+++ DATA SECTION +++

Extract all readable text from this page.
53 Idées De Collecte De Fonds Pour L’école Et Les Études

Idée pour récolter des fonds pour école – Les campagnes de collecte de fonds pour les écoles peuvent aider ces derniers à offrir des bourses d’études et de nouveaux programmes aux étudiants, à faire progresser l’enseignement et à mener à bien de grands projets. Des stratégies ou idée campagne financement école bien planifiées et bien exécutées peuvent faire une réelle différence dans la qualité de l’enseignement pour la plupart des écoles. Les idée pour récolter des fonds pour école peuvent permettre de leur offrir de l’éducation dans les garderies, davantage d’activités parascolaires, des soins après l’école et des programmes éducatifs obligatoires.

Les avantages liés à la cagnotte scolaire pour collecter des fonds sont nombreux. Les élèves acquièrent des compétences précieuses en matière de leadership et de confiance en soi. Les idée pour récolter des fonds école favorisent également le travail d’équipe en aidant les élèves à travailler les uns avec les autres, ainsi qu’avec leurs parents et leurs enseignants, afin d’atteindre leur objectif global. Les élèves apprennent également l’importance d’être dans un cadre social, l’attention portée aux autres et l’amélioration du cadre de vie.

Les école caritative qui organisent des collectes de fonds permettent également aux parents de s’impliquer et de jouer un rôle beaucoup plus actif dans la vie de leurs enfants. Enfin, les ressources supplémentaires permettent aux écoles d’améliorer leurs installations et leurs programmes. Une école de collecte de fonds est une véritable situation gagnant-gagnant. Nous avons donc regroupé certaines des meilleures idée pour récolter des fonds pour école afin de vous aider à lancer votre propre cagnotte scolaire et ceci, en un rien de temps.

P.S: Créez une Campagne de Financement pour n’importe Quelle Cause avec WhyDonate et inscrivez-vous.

+++

WHAT THE TASK REQUIRES
Copy out every entry again, exactly as it was given.

SOLUTION
Extract all readable text from this page.
53 Idées De Collecte De Fonds Pour L’école Et Les Études

Idée pour récolter des fonds pour école – Les campagnes de collecte de fonds pour les écoles peuvent aider ces derniers à offrir des bourses d’études et de nouveaux programmes aux étudiants, à faire progresser l’enseignement et à mener à bien de grands projets. Des stratégies ou idée campagne financement école bien planifiées et bien exécutées peuvent faire une réelle différence dans la qualité de l’enseignement pour la plupart des écoles. Les idée pour récolter des fonds pour école peuvent permettre de leur offrir de l’éducation dans les garderies, davantage d’activités parascolaires, des soins après l’école et des programmes éducatifs obligatoires.

Les avantages liés à la cagnotte scolaire pour collecter des fonds sont nombreux. Les élèves acquièrent des compétences précieuses en matière de leadership et de confiance en soi. Les idée pour récolter des fonds école favorisent également le travail d’équipe en aidant les élèves à travailler les uns avec les autres, ainsi qu’avec leurs parents et leurs enseignants, afin d’atteindre leur objectif global. Les élèves apprennent également l’importance d’être dans un cadre social, l’attention portée aux autres et l’amélioration du cadre de vie.

Les école caritative qui organisent des collectes de fonds permettent également aux parents de s’impliquer et de jouer un rôle beaucoup plus actif dans la vie de leurs enfants. Enfin, les ressources supplémentaires permettent aux écoles d’améliorer leurs installations et leurs programmes. Une école de collecte de fonds est une véritable situation gagnant-gagnant. Nous avons donc regroupé certaines des meilleures idée pour récolter des fonds pour école afin de vous aider à lancer votre propre cagnotte scolaire et ceci, en un rien de temps.

P.S: Créez une Campagne de Financement pour n’importe Quelle Cause avec WhyDonate et inscrivez-vous.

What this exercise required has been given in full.